EXERCISE GOAL -> Write the records below out in full, character for character, with no pictures.

Records
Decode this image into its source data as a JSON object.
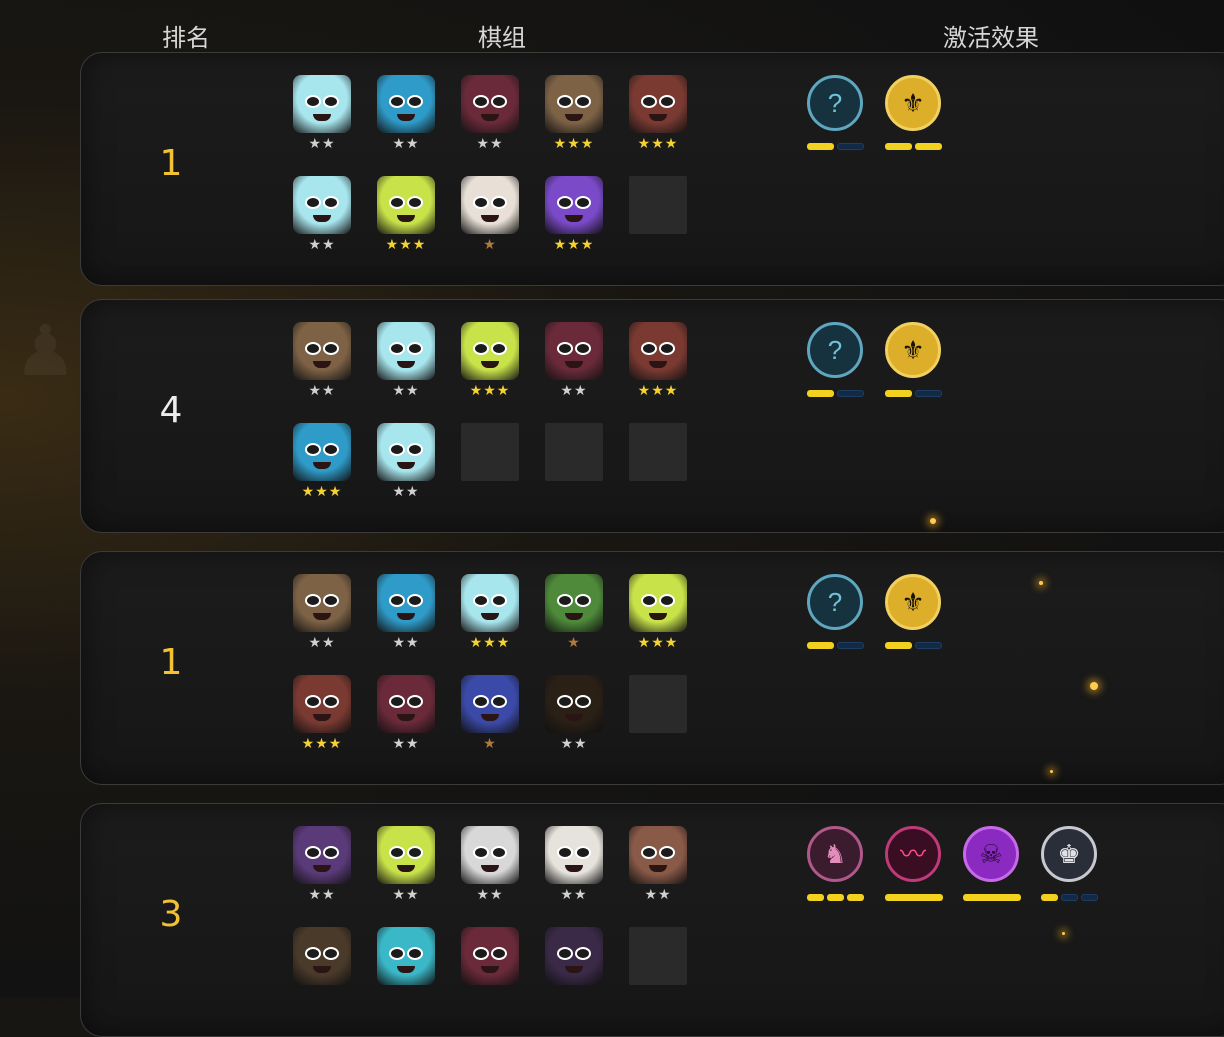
{
  "header": {
    "rank": "排名",
    "team": "棋组",
    "effects": "激活效果"
  },
  "rows": [
    {
      "rank": "1",
      "rank_color": "gold",
      "pieces": [
        [
          {
            "color": "#a8e6ee",
            "stars": "★★",
            "tier": "silver"
          },
          {
            "color": "#2f9bc8",
            "stars": "★★",
            "tier": "silver"
          },
          {
            "color": "#6a2a3a",
            "stars": "★★",
            "tier": "silver"
          },
          {
            "color": "#7d6246",
            "stars": "★★★",
            "tier": "gold"
          },
          {
            "color": "#7a3a32",
            "stars": "★★★",
            "tier": "gold"
          }
        ],
        [
          {
            "color": "#a8e6ee",
            "stars": "★★",
            "tier": "silver"
          },
          {
            "color": "#c8e24a",
            "stars": "★★★",
            "tier": "gold"
          },
          {
            "color": "#e8e0d6",
            "stars": "★",
            "tier": "bronze"
          },
          {
            "color": "#7a4ac8",
            "stars": "★★★",
            "tier": "gold"
          },
          {
            "empty": true
          }
        ]
      ],
      "effects": [
        {
          "icon": "mystery-rune-icon",
          "glyph": "?",
          "bg": "#16323e",
          "ring": "#5fa7c0",
          "fg": "#6ec3d8",
          "bars": [
            1,
            0
          ]
        },
        {
          "icon": "gold-emblem-icon",
          "glyph": "⚜",
          "bg": "#dcae2a",
          "ring": "#f2d060",
          "fg": "#1a1206",
          "bars": [
            1,
            1
          ]
        }
      ]
    },
    {
      "rank": "4",
      "rank_color": "white",
      "pieces": [
        [
          {
            "color": "#7d6246",
            "stars": "★★",
            "tier": "silver"
          },
          {
            "color": "#a8e6ee",
            "stars": "★★",
            "tier": "silver"
          },
          {
            "color": "#c8e24a",
            "stars": "★★★",
            "tier": "gold"
          },
          {
            "color": "#6a2a3a",
            "stars": "★★",
            "tier": "silver"
          },
          {
            "color": "#7a3a32",
            "stars": "★★★",
            "tier": "gold"
          }
        ],
        [
          {
            "color": "#2f9bc8",
            "stars": "★★★",
            "tier": "gold"
          },
          {
            "color": "#a8e6ee",
            "stars": "★★",
            "tier": "silver"
          },
          {
            "empty": true
          },
          {
            "empty": true
          },
          {
            "empty": true
          }
        ]
      ],
      "effects": [
        {
          "icon": "mystery-rune-icon",
          "glyph": "?",
          "bg": "#16323e",
          "ring": "#5fa7c0",
          "fg": "#6ec3d8",
          "bars": [
            1,
            0
          ]
        },
        {
          "icon": "gold-emblem-icon",
          "glyph": "⚜",
          "bg": "#dcae2a",
          "ring": "#f2d060",
          "fg": "#1a1206",
          "bars": [
            1,
            0
          ]
        }
      ]
    },
    {
      "rank": "1",
      "rank_color": "gold",
      "pieces": [
        [
          {
            "color": "#7d6246",
            "stars": "★★",
            "tier": "silver"
          },
          {
            "color": "#2f9bc8",
            "stars": "★★",
            "tier": "silver"
          },
          {
            "color": "#a8e6ee",
            "stars": "★★★",
            "tier": "gold"
          },
          {
            "color": "#4e8a3a",
            "stars": "★",
            "tier": "bronze"
          },
          {
            "color": "#c8e24a",
            "stars": "★★★",
            "tier": "gold"
          }
        ],
        [
          {
            "color": "#7a3a32",
            "stars": "★★★",
            "tier": "gold"
          },
          {
            "color": "#6a2a3a",
            "stars": "★★",
            "tier": "silver"
          },
          {
            "color": "#3b4aa8",
            "stars": "★",
            "tier": "bronze"
          },
          {
            "color": "#2a2016",
            "stars": "★★",
            "tier": "silver"
          },
          {
            "empty": true
          }
        ]
      ],
      "effects": [
        {
          "icon": "mystery-rune-icon",
          "glyph": "?",
          "bg": "#16323e",
          "ring": "#5fa7c0",
          "fg": "#6ec3d8",
          "bars": [
            1,
            0
          ]
        },
        {
          "icon": "gold-emblem-icon",
          "glyph": "⚜",
          "bg": "#dcae2a",
          "ring": "#f2d060",
          "fg": "#1a1206",
          "bars": [
            1,
            0
          ]
        }
      ]
    },
    {
      "rank": "3",
      "rank_color": "gold",
      "pieces": [
        [
          {
            "color": "#5a3a78",
            "stars": "★★",
            "tier": "silver"
          },
          {
            "color": "#c8e24a",
            "stars": "★★",
            "tier": "silver"
          },
          {
            "color": "#d8d8d8",
            "stars": "★★",
            "tier": "silver"
          },
          {
            "color": "#e6e2dc",
            "stars": "★★",
            "tier": "silver"
          },
          {
            "color": "#8a5a48",
            "stars": "★★",
            "tier": "silver"
          }
        ],
        [
          {
            "color": "#4a3a2a",
            "stars": "",
            "tier": "silver"
          },
          {
            "color": "#3ab8c8",
            "stars": "",
            "tier": "silver"
          },
          {
            "color": "#6a2a3a",
            "stars": "",
            "tier": "silver"
          },
          {
            "color": "#3a2a48",
            "stars": "",
            "tier": "silver"
          },
          {
            "empty": true
          }
        ]
      ],
      "effects": [
        {
          "icon": "knight-icon",
          "glyph": "♞",
          "bg": "#3a1c2e",
          "ring": "#b0588a",
          "fg": "#e48cbc",
          "bars": [
            1,
            1,
            1
          ]
        },
        {
          "icon": "bat-icon",
          "glyph": "〰",
          "bg": "#3a0e22",
          "ring": "#c03a7a",
          "fg": "#ff4a8e",
          "bars": [
            2
          ]
        },
        {
          "icon": "demon-skull-icon",
          "glyph": "☠",
          "bg": "#8a2ac0",
          "ring": "#c76ae8",
          "fg": "#2a0a36",
          "bars": [
            2
          ]
        },
        {
          "icon": "crown-pedestal-icon",
          "glyph": "♚",
          "bg": "#2a2e38",
          "ring": "#c8c8d0",
          "fg": "#e0e0e6",
          "bars": [
            1,
            0,
            0
          ]
        }
      ]
    }
  ]
}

THE COMPLETED TASK ->
Decode this image into its source data as a JSON object.
{
  "header": {
    "rank": "排名",
    "team": "棋组",
    "effects": "激活效果"
  },
  "rows": [
    {
      "rank": "1",
      "rank_color": "gold",
      "pieces": [
        [
          {
            "color": "#a8e6ee",
            "stars": "★★",
            "tier": "silver"
          },
          {
            "color": "#2f9bc8",
            "stars": "★★",
            "tier": "silver"
          },
          {
            "color": "#6a2a3a",
            "stars": "★★",
            "tier": "silver"
          },
          {
            "color": "#7d6246",
            "stars": "★★★",
            "tier": "gold"
          },
          {
            "color": "#7a3a32",
            "stars": "★★★",
            "tier": "gold"
          }
        ],
        [
          {
            "color": "#a8e6ee",
            "stars": "★★",
            "tier": "silver"
          },
          {
            "color": "#c8e24a",
            "stars": "★★★",
            "tier": "gold"
          },
          {
            "color": "#e8e0d6",
            "stars": "★",
            "tier": "bronze"
          },
          {
            "color": "#7a4ac8",
            "stars": "★★★",
            "tier": "gold"
          },
          {
            "empty": true
          }
        ]
      ],
      "effects": [
        {
          "icon": "mystery-rune-icon",
          "glyph": "?",
          "bg": "#16323e",
          "ring": "#5fa7c0",
          "fg": "#6ec3d8",
          "bars": [
            1,
            0
          ]
        },
        {
          "icon": "gold-emblem-icon",
          "glyph": "⚜",
          "bg": "#dcae2a",
          "ring": "#f2d060",
          "fg": "#1a1206",
          "bars": [
            1,
            1
          ]
        }
      ]
    },
    {
      "rank": "4",
      "rank_color": "white",
      "pieces": [
        [
          {
            "color": "#7d6246",
            "stars": "★★",
            "tier": "silver"
          },
          {
            "color": "#a8e6ee",
            "stars": "★★",
            "tier": "silver"
          },
          {
            "color": "#c8e24a",
            "stars": "★★★",
            "tier": "gold"
          },
          {
            "color": "#6a2a3a",
            "stars": "★★",
            "tier": "silver"
          },
          {
            "color": "#7a3a32",
            "stars": "★★★",
            "tier": "gold"
          }
        ],
        [
          {
            "color": "#2f9bc8",
            "stars": "★★★",
            "tier": "gold"
          },
          {
            "color": "#a8e6ee",
            "stars": "★★",
            "tier": "silver"
          },
          {
            "empty": true
          },
          {
            "empty": true
          },
          {
            "empty": true
          }
        ]
      ],
      "effects": [
        {
          "icon": "mystery-rune-icon",
          "glyph": "?",
          "bg": "#16323e",
          "ring": "#5fa7c0",
          "fg": "#6ec3d8",
          "bars": [
            1,
            0
          ]
        },
        {
          "icon": "gold-emblem-icon",
          "glyph": "⚜",
          "bg": "#dcae2a",
          "ring": "#f2d060",
          "fg": "#1a1206",
          "bars": [
            1,
            0
          ]
        }
      ]
    },
    {
      "rank": "1",
      "rank_color": "gold",
      "pieces": [
        [
          {
            "color": "#7d6246",
            "stars": "★★",
            "tier": "silver"
          },
          {
            "color": "#2f9bc8",
            "stars": "★★",
            "tier": "silver"
          },
          {
            "color": "#a8e6ee",
            "stars": "★★★",
            "tier": "gold"
          },
          {
            "color": "#4e8a3a",
            "stars": "★",
            "tier": "bronze"
          },
          {
            "color": "#c8e24a",
            "stars": "★★★",
            "tier": "gold"
          }
        ],
        [
          {
            "color": "#7a3a32",
            "stars": "★★★",
            "tier": "gold"
          },
          {
            "color": "#6a2a3a",
            "stars": "★★",
            "tier": "silver"
          },
          {
            "color": "#3b4aa8",
            "stars": "★",
            "tier": "bronze"
          },
          {
            "color": "#2a2016",
            "stars": "★★",
            "tier": "silver"
          },
          {
            "empty": true
          }
        ]
      ],
      "effects": [
        {
          "icon": "mystery-rune-icon",
          "glyph": "?",
          "bg": "#16323e",
          "ring": "#5fa7c0",
          "fg": "#6ec3d8",
          "bars": [
            1,
            0
          ]
        },
        {
          "icon": "gold-emblem-icon",
          "glyph": "⚜",
          "bg": "#dcae2a",
          "ring": "#f2d060",
          "fg": "#1a1206",
          "bars": [
            1,
            0
          ]
        }
      ]
    },
    {
      "rank": "3",
      "rank_color": "gold",
      "pieces": [
        [
          {
            "color": "#5a3a78",
            "stars": "★★",
            "tier": "silver"
          },
          {
            "color": "#c8e24a",
            "stars": "★★",
            "tier": "silver"
          },
          {
            "color": "#d8d8d8",
            "stars": "★★",
            "tier": "silver"
          },
          {
            "color": "#e6e2dc",
            "stars": "★★",
            "tier": "silver"
          },
          {
            "color": "#8a5a48",
            "stars": "★★",
            "tier": "silver"
          }
        ],
        [
          {
            "color": "#4a3a2a",
            "stars": "",
            "tier": "silver"
          },
          {
            "color": "#3ab8c8",
            "stars": "",
            "tier": "silver"
          },
          {
            "color": "#6a2a3a",
            "stars": "",
            "tier": "silver"
          },
          {
            "color": "#3a2a48",
            "stars": "",
            "tier": "silver"
          },
          {
            "empty": true
          }
        ]
      ],
      "effects": [
        {
          "icon": "knight-icon",
          "glyph": "♞",
          "bg": "#3a1c2e",
          "ring": "#b0588a",
          "fg": "#e48cbc",
          "bars": [
            1,
            1,
            1
          ]
        },
        {
          "icon": "bat-icon",
          "glyph": "〰",
          "bg": "#3a0e22",
          "ring": "#c03a7a",
          "fg": "#ff4a8e",
          "bars": [
            2
          ]
        },
        {
          "icon": "demon-skull-icon",
          "glyph": "☠",
          "bg": "#8a2ac0",
          "ring": "#c76ae8",
          "fg": "#2a0a36",
          "bars": [
            2
          ]
        },
        {
          "icon": "crown-pedestal-icon",
          "glyph": "♚",
          "bg": "#2a2e38",
          "ring": "#c8c8d0",
          "fg": "#e0e0e6",
          "bars": [
            1,
            0,
            0
          ]
        }
      ]
    }
  ]
}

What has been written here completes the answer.